BRIEF. Copy out the excerpt on memoization and infrastructure caching below, word for word and in full.

DOCUMENT EXCERPT.

This is the most important chapter in Books 1 and 2.
Not because the algorithm is complicated — it is not. The algorithm is simple: before computing something, check whether you have already computed it. If yes, return the stored result. If no, compute it, store the result, and return.
Every piece of infrastructure you will study in Book 3 — caching layers, CDNs, read replicas, materialized views — is built on this idea. And every engineer who understands the idea at the algorithm level will understand infrastructure caching at the design level, without memorising a catalogue of systems.
In Book 1, Chapter 21, you added a dictionary to a recursive function and called it memoization. You saw it reduce an exponential-time computation to linear. Now you will see that the dictionary is a cache. The subproblem is the cache key. The computed result is the cached value. The only difference between a DP memo table and a Redis instance is this: Redis cannot rely on the underlying data remaining constant. The problem that follows from that difference is where all the complexity lives.
In Book 1, Ch 21, memoization transformed the Fibonacci function from
O(2ⁿ) to O(N) by storing results in a dictionary. The pattern: check if
memo[key] exists; if yes, return it; if no, compute, store,
return.
This chapter is the explicit bridge for Thread 5 (Caching/Memoization): DP memoization (Book 1, Ch 21) → infrastructure caching (this chapter) → CDN and cache layer (Book 3, Ch 6–7). The mathematical structure is identical. The engineering problem added by infrastructure caching is cache invalidation — the memo table assumes the underlying function is pure (same input → always same output). Infrastructure caches must handle the case where the underlying data changes.
Memoization in Book 1:
def fib(n: int, memo: dict = {}) -> int:
if n in memo:
return memo[n] # cache hit
if n <= 1:
return n
result = fib(n-1, memo) + fib(n-2, memo)

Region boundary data
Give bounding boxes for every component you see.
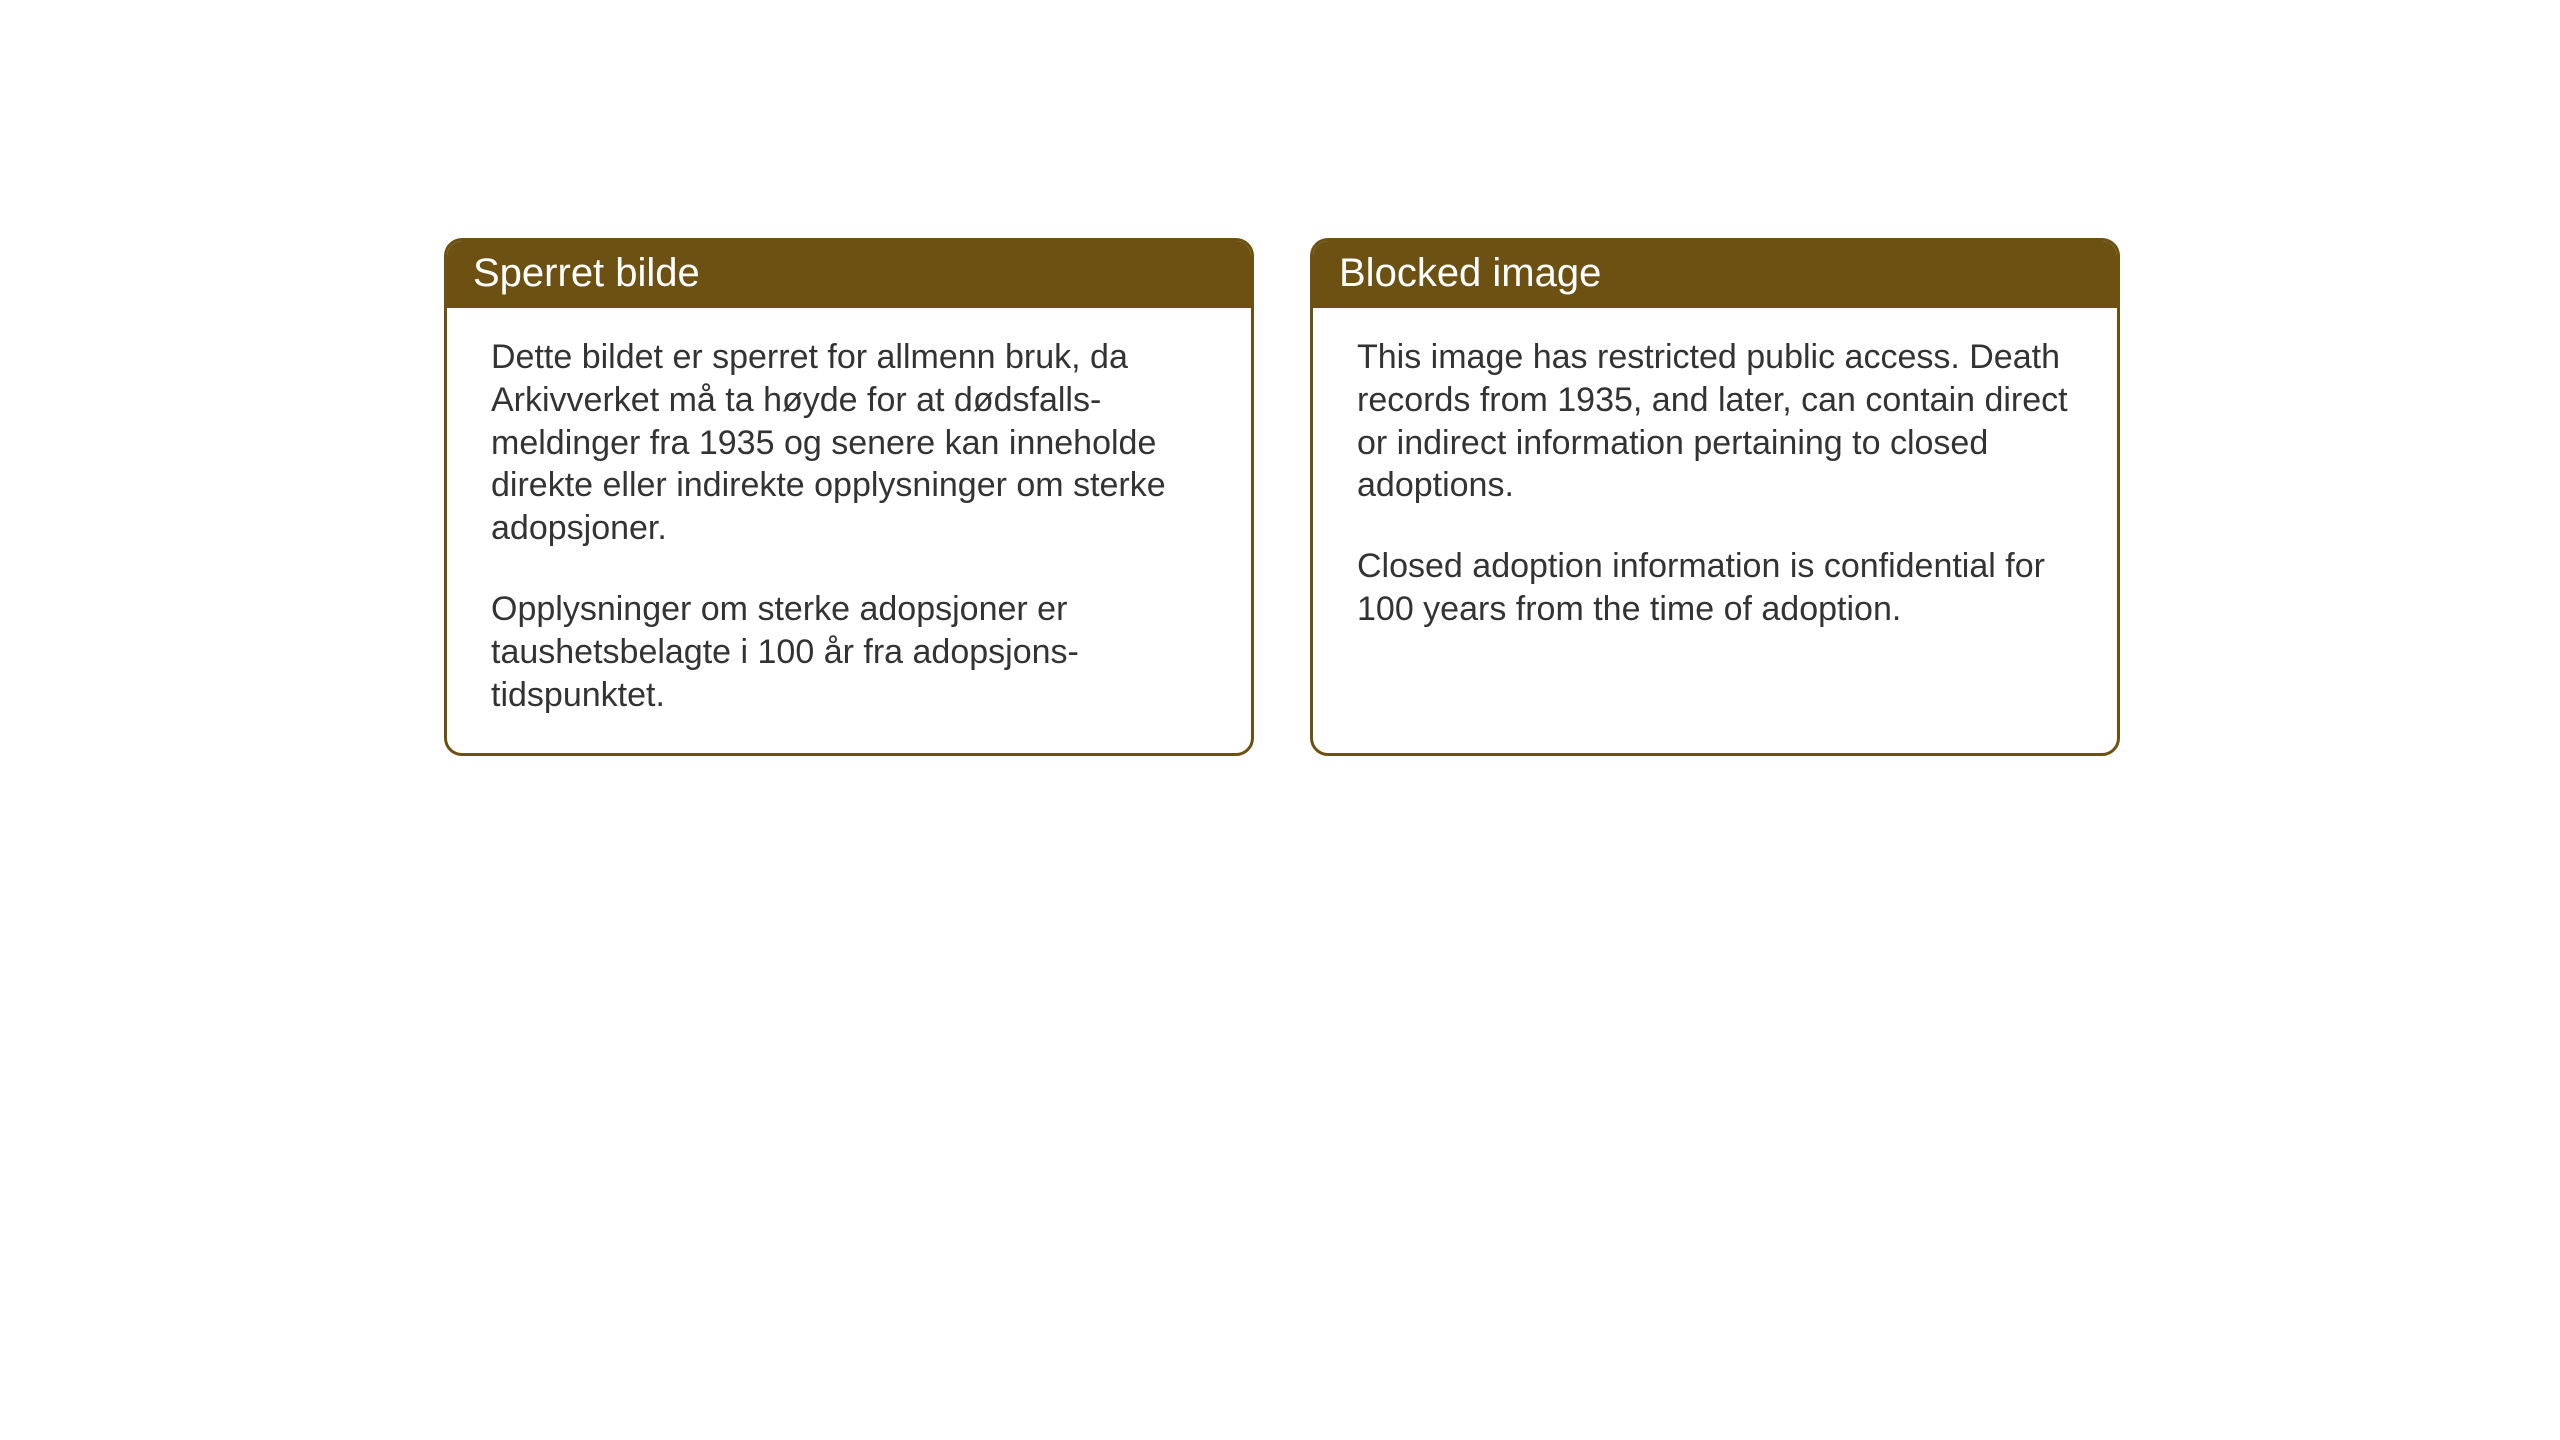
card-header: Blocked image — [1313, 241, 2117, 308]
notice-container: Sperret bilde Dette bildet er sperret fo… — [444, 238, 2120, 756]
card-body: Dette bildet er sperret for allmenn bruk… — [447, 308, 1251, 753]
notice-paragraph: This image has restricted public access.… — [1357, 336, 2073, 507]
notice-paragraph: Opplysninger om sterke adopsjoner er tau… — [491, 588, 1207, 716]
card-body: This image has restricted public access.… — [1313, 308, 2117, 667]
notice-paragraph: Closed adoption information is confident… — [1357, 545, 2073, 631]
card-header: Sperret bilde — [447, 241, 1251, 308]
notice-card-english: Blocked image This image has restricted … — [1310, 238, 2120, 756]
notice-paragraph: Dette bildet er sperret for allmenn bruk… — [491, 336, 1207, 550]
notice-card-norwegian: Sperret bilde Dette bildet er sperret fo… — [444, 238, 1254, 756]
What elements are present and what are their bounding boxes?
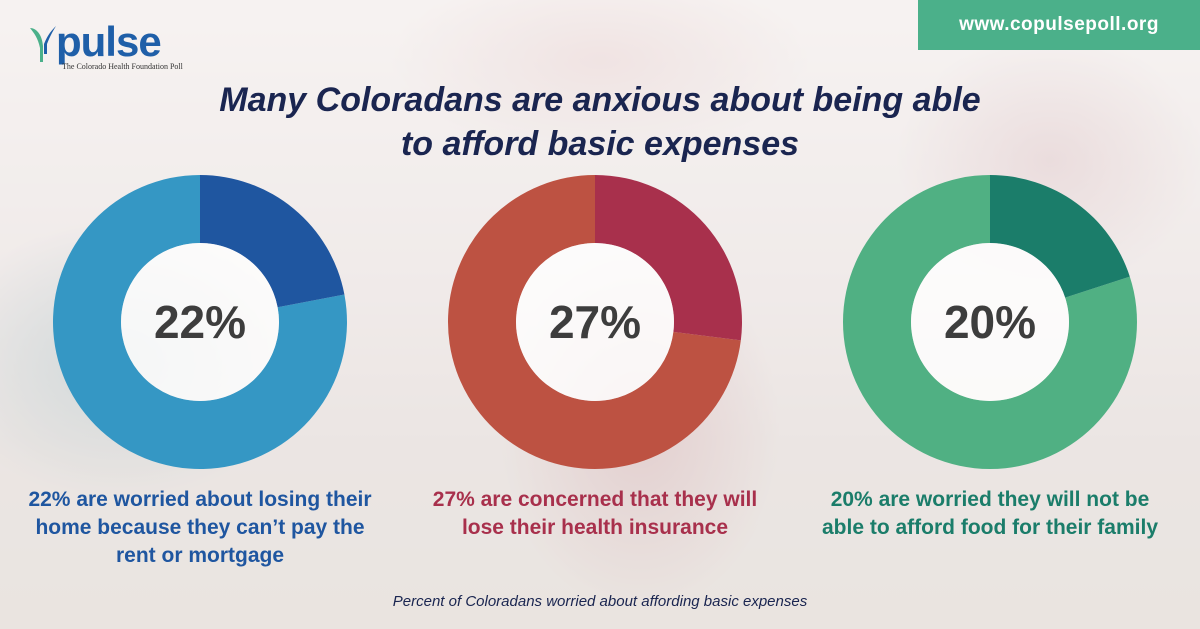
website-url: www.copulsepoll.org [959,14,1159,35]
chart-title: Many Coloradans are anxious about being … [219,81,981,163]
donut-svg-home [53,175,348,469]
donut-hole [516,243,674,401]
donut-value-segment [595,175,742,341]
donut-chart-food: 20% [840,172,1140,472]
donut-value-segment [990,175,1130,298]
donut-svg-insurance [448,175,742,469]
donut-center-label: 20% [943,296,1037,348]
donut-center-label: 22% [153,296,247,348]
donut-svg-food [842,175,1137,469]
donut-remainder-segment [448,175,741,469]
chart-footnote: Percent of Coloradans worried about affo… [392,593,808,610]
donut-chart-insurance: 27% [445,172,745,472]
logo-wordmark: pulse [56,18,162,65]
caption-food: 20% are worried they will not be able to… [821,488,1158,539]
donut-value-segment [200,175,345,308]
website-url-badge[interactable]: www.copulsepoll.org [918,0,1200,50]
caption-insurance: 27% are concerned that they will lose th… [432,488,758,539]
pulse-logo[interactable]: pulse The Colorado Health Foundation Pol… [26,18,196,74]
donut-hole [911,243,1069,401]
leaf-icon [30,26,56,62]
donut-remainder-segment [53,175,348,469]
donut-hole [121,243,279,401]
donut-chart-home: 22% [50,172,350,472]
donut-center-label: 27% [548,296,642,348]
logo-subtitle: The Colorado Health Foundation Poll [62,62,183,71]
donut-remainder-segment [842,175,1137,469]
caption-home: 22% are worried about losing their home … [28,488,372,567]
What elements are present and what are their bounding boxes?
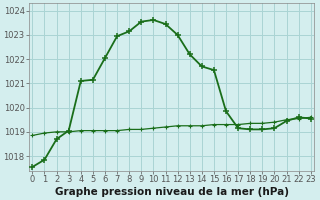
X-axis label: Graphe pression niveau de la mer (hPa): Graphe pression niveau de la mer (hPa) [55, 187, 289, 197]
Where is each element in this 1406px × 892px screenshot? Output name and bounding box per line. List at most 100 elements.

EXERCISE RESPONSE.
This is the most important chapter in Books 1 and 2.
Not because the algorithm is complicated — it is not. The algorithm is simple: before computing something, check whether you have already computed it. If yes, return the stored result. If no, compute it, store the result, and return.
Every piece of infrastructure you will study in Book 3 — caching layers, CDNs, read replicas, materialized views — is built on this idea. And every engineer who understands the idea at the algorithm level will understand infrastructure caching at the design level, without memorising a catalogue of systems.
In Book 1, Chapter 21, you added a dictionary to a recursive function and called it memoization. You saw it reduce an exponential-time computation to linear. Now you will see that the dictionary is a cache. The subproblem is the cache key. The computed result is the cached value. The only difference between a DP memo table and a Redis instance is this: Redis cannot rely on the underlying data remaining constant. The problem that follows from that difference is where all the complexity lives.
In Book 1, Ch 21, memoization transformed the Fibonacci function from
O(2ⁿ) to O(N) by storing results in a dictionary. The pattern: check if
memo[key] exists; if yes, return it; if no, compute, store,
return.
This chapter is the explicit bridge for Thread 5 (Caching/Memoization): DP memoization (Book 1, Ch 21) → infrastructure caching (this chapter) → CDN and cache layer (Book 3, Ch 6–7). The mathematical structure is identical. The engineering problem added by infrastructure caching is cache invalidation — the memo table assumes the underlying function is pure (same input → always same output). Infrastructure caches must handle the case where the underlying data changes.
Memoization in Book 1:
def fib(n: int, memo: dict = {}) -> int:
if n in memo:
return memo[n] # cache hit
if n <= 1:
return n
result = fib(n-1, memo) + fib(n-2, memo)